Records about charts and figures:
━━━━━━━━━━

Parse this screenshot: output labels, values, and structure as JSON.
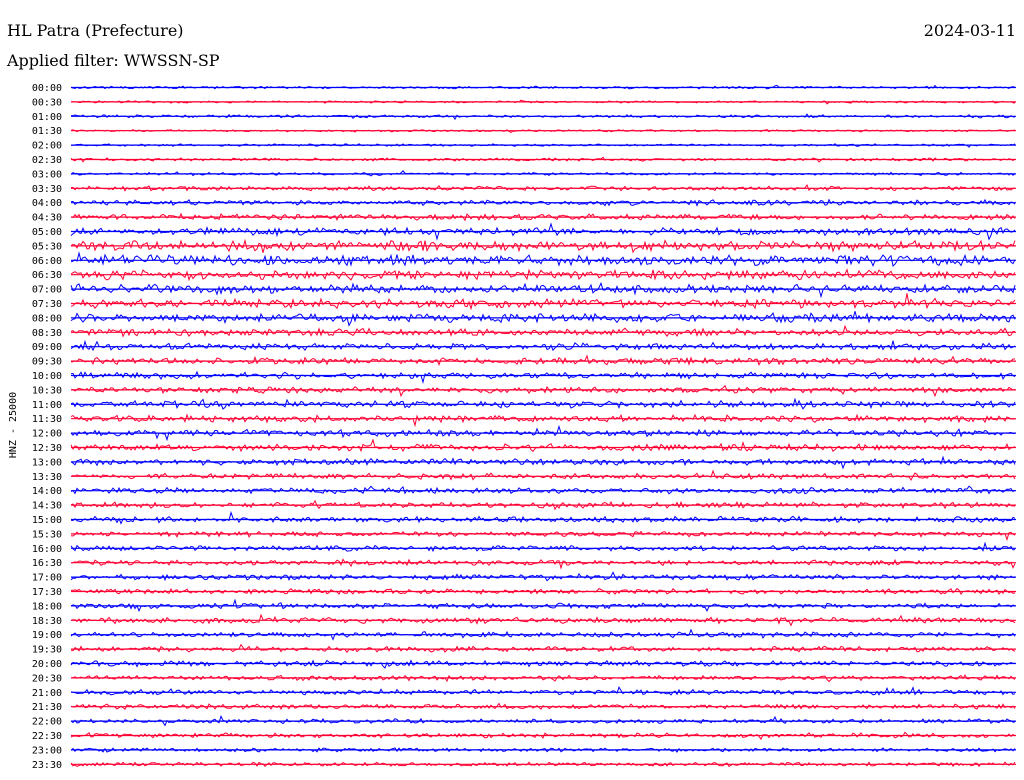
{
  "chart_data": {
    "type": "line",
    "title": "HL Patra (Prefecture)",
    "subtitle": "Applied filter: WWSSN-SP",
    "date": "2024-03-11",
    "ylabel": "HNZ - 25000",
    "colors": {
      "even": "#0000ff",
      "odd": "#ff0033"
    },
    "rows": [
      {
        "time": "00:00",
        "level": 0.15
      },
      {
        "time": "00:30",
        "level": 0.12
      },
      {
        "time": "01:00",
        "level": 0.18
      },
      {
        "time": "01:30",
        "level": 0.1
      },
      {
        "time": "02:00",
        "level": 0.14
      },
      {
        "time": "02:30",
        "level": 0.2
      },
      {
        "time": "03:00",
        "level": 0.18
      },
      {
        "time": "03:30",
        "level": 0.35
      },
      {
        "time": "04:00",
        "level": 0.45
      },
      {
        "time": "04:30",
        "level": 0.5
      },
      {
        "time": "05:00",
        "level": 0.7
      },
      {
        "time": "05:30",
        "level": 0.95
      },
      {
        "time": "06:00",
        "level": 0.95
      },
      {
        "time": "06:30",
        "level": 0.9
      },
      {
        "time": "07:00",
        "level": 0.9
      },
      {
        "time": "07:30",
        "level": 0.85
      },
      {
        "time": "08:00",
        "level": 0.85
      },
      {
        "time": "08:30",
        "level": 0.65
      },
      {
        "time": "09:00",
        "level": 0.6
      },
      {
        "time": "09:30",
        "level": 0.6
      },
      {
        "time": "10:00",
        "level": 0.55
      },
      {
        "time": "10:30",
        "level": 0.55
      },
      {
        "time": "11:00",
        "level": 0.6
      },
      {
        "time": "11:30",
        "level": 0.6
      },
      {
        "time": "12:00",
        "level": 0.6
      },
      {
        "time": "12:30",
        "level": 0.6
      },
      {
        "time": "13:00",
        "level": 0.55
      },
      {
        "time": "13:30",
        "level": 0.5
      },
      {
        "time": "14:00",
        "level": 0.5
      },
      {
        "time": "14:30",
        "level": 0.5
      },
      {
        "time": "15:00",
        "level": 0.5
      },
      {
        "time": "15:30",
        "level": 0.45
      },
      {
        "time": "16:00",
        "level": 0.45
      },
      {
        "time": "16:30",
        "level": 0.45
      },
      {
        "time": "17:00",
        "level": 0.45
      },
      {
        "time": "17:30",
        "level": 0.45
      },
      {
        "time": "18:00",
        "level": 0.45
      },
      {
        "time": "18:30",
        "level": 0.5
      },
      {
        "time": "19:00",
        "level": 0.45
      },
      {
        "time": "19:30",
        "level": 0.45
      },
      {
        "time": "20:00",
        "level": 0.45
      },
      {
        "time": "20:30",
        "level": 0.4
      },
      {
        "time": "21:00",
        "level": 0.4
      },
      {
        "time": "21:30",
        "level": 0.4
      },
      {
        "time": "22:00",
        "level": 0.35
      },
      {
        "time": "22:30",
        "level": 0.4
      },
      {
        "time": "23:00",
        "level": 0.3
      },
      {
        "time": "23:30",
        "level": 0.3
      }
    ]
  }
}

━━━━━━━━━━

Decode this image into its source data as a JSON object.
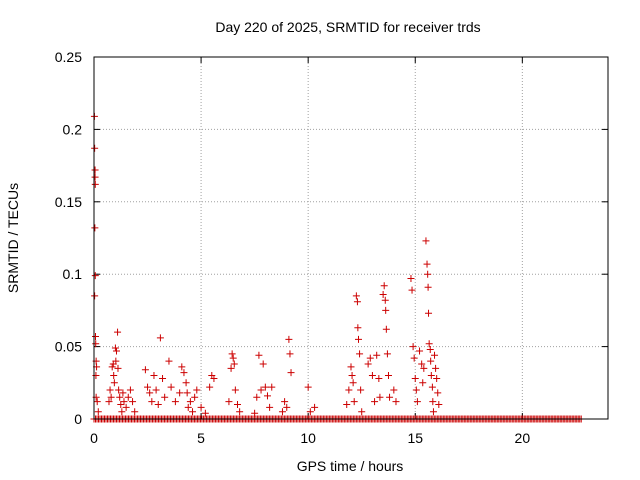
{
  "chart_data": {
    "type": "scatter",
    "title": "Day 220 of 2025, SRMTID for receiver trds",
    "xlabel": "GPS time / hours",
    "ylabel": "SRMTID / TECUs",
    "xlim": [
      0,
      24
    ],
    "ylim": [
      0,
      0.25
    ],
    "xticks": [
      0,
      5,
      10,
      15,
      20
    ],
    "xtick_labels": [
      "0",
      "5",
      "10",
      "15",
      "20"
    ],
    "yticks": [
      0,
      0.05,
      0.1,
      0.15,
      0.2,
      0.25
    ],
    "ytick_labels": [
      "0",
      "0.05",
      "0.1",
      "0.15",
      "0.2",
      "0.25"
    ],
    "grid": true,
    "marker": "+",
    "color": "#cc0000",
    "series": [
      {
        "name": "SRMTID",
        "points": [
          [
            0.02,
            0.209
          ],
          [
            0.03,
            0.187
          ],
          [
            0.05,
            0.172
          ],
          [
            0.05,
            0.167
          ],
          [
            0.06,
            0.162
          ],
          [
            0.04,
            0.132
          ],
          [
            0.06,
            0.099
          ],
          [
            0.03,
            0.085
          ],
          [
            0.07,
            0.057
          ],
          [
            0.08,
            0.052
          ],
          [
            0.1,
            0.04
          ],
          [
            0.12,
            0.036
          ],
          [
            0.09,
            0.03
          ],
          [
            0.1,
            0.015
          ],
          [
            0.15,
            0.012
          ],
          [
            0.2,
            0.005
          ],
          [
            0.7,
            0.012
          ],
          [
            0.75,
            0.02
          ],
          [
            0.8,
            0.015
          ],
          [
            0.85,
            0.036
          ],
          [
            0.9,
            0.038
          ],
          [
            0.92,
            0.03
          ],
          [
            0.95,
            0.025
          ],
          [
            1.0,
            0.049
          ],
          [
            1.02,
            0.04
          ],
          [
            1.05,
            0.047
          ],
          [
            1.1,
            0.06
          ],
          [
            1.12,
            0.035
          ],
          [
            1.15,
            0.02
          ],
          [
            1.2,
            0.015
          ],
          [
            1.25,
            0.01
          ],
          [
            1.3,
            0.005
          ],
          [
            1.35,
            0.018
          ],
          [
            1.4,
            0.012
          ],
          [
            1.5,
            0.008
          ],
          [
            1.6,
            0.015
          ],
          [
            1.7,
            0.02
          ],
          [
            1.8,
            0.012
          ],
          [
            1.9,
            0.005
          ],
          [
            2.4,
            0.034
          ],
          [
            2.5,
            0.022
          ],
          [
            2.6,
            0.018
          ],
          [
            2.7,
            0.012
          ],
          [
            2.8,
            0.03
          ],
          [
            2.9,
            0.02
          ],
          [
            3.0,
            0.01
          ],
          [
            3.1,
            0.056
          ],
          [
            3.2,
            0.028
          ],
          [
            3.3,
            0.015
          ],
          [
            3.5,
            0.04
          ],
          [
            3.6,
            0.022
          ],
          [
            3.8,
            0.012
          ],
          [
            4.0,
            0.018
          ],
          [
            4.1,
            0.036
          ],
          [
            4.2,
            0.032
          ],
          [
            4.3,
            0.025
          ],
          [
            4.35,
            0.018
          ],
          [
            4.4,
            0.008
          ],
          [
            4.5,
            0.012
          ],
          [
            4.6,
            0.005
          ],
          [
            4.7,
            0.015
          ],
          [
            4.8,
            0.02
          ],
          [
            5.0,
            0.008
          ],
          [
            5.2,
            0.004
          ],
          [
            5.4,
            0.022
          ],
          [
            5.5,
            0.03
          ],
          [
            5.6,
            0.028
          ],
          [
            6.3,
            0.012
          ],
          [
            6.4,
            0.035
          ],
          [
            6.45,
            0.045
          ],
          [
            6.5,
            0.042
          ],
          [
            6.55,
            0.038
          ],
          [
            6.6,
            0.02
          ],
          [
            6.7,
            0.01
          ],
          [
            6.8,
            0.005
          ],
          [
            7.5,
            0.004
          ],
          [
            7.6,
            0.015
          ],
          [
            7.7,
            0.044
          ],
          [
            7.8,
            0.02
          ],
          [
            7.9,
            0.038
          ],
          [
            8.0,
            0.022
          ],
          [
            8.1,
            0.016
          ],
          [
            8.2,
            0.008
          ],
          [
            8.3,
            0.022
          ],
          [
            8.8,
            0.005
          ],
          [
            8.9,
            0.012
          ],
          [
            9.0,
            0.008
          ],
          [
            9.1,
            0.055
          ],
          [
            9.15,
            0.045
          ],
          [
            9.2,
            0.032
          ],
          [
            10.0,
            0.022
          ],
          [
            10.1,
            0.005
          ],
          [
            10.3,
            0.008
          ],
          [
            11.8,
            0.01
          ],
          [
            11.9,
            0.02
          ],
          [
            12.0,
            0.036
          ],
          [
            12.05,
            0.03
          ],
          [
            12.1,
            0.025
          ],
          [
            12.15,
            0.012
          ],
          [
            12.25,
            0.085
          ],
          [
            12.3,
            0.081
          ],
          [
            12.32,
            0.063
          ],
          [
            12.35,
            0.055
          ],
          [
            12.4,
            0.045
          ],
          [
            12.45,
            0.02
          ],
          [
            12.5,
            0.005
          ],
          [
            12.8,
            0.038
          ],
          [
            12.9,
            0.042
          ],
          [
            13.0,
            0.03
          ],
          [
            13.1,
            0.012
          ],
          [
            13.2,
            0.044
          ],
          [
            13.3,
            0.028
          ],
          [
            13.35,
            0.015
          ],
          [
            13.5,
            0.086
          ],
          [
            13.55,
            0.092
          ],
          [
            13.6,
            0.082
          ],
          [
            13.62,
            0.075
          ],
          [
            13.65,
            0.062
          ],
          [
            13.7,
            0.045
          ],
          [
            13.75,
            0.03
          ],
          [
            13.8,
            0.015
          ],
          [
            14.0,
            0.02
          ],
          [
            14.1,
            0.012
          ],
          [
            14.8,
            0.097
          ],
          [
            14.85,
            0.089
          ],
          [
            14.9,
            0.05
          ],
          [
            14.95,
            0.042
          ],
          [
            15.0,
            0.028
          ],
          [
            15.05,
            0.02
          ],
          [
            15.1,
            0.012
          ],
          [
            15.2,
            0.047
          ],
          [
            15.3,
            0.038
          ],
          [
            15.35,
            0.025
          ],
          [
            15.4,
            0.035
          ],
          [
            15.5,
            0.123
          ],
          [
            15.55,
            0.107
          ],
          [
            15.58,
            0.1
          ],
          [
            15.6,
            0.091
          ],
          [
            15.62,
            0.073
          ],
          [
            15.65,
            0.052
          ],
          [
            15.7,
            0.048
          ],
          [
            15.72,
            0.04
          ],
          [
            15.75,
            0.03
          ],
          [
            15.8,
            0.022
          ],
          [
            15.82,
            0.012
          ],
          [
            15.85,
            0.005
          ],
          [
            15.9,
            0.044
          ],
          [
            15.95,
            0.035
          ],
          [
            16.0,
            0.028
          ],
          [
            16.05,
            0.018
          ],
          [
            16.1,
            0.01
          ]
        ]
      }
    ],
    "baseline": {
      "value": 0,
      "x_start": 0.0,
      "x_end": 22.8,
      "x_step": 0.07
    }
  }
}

━━━━━━━━━━

Brief: The word "ylabel" appears in how many lines of the data? Answer with only the number.

The result: 2